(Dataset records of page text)
----------
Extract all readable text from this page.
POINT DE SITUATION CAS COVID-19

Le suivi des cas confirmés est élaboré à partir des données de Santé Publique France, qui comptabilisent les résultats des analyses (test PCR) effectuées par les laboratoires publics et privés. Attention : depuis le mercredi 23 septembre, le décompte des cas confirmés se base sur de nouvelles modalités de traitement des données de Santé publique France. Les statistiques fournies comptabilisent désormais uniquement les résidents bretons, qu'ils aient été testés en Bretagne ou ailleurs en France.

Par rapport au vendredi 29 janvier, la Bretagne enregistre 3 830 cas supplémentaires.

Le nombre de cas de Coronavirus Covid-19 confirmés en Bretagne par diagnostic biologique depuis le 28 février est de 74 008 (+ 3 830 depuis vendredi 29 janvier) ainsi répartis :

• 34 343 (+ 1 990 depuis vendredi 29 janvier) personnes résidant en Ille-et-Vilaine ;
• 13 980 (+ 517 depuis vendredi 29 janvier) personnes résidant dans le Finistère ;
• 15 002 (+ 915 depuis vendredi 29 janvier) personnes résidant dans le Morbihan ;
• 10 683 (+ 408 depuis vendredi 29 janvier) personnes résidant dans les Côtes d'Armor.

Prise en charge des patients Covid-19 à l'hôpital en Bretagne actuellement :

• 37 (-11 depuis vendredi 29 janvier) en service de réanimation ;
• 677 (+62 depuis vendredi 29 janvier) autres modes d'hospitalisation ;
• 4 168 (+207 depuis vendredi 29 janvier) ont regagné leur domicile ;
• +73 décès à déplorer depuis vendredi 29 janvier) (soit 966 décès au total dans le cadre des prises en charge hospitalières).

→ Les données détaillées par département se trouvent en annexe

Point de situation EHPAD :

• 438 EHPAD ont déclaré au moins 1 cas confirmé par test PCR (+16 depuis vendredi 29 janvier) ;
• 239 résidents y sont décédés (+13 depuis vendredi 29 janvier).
----------
- Exercise requirements: Print all the entries exactly as written.

- Result of the task:
Extract all readable text from this page.
POINT DE SITUATION CAS COVID-19

Le suivi des cas confirmés est élaboré à partir des données de Santé Publique France, qui comptabilisent les résultats des analyses (test PCR) effectuées par les laboratoires publics et privés. Attention : depuis le mercredi 23 septembre, le décompte des cas confirmés se base sur de nouvelles modalités de traitement des données de Santé publique France. Les statistiques fournies comptabilisent désormais uniquement les résidents bretons, qu'ils aient été testés en Bretagne ou ailleurs en France.

Par rapport au vendredi 29 janvier, la Bretagne enregistre 3 830 cas supplémentaires.

Le nombre de cas de Coronavirus Covid-19 confirmés en Bretagne par diagnostic biologique depuis le 28 février est de 74 008 (+ 3 830 depuis vendredi 29 janvier) ainsi répartis :

• 34 343 (+ 1 990 depuis vendredi 29 janvier) personnes résidant en Ille-et-Vilaine ;
• 13 980 (+ 517 depuis vendredi 29 janvier) personnes résidant dans le Finistère ;
• 15 002 (+ 915 depuis vendredi 29 janvier) personnes résidant dans le Morbihan ;
• 10 683 (+ 408 depuis vendredi 29 janvier) personnes résidant dans les Côtes d'Armor.

Prise en charge des patients Covid-19 à l'hôpital en Bretagne actuellement :

• 37 (-11 depuis vendredi 29 janvier) en service de réanimation ;
• 677 (+62 depuis vendredi 29 janvier) autres modes d'hospitalisation ;
• 4 168 (+207 depuis vendredi 29 janvier) ont regagné leur domicile ;
• +73 décès à déplorer depuis vendredi 29 janvier) (soit 966 décès au total dans le cadre des prises en charge hospitalières).

→ Les données détaillées par département se trouvent en annexe

Point de situation EHPAD :

• 438 EHPAD ont déclaré au moins 1 cas confirmé par test PCR (+16 depuis vendredi 29 janvier) ;
• 239 résidents y sont décédés (+13 depuis vendredi 29 janvier).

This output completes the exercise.